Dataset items
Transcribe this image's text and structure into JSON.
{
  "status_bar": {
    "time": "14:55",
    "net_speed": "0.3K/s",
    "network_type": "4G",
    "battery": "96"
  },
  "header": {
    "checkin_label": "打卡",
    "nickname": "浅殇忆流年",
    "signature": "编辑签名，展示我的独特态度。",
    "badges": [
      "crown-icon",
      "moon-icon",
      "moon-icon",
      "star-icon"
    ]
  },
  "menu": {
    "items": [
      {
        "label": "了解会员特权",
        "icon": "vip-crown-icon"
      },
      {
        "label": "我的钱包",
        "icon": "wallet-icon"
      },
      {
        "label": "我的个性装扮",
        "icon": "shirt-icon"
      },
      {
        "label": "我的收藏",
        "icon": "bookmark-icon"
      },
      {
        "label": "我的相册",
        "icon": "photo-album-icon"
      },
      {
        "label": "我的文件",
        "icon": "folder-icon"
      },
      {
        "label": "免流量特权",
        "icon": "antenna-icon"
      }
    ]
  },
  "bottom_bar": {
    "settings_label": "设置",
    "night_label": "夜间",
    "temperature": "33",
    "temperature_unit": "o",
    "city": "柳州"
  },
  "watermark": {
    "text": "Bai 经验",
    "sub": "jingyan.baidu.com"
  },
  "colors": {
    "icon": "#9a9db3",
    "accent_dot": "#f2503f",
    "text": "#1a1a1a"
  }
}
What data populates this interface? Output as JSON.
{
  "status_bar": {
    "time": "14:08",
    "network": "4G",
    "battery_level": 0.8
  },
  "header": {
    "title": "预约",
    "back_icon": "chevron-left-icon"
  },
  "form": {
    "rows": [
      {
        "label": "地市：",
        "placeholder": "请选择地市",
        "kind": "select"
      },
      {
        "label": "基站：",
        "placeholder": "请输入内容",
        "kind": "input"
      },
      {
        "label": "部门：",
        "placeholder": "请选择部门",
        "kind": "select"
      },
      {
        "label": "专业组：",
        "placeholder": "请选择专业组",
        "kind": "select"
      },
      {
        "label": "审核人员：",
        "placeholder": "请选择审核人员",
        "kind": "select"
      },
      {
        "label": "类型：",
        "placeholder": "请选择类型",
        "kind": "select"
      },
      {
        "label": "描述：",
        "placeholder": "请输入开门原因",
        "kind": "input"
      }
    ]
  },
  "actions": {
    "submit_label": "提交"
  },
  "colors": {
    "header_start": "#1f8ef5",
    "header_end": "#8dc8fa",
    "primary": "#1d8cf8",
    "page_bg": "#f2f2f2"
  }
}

TO BE DONE: For the data above, state how many lines contain "this"; the number is the whole answer.

FINISHED EXERCISE: 2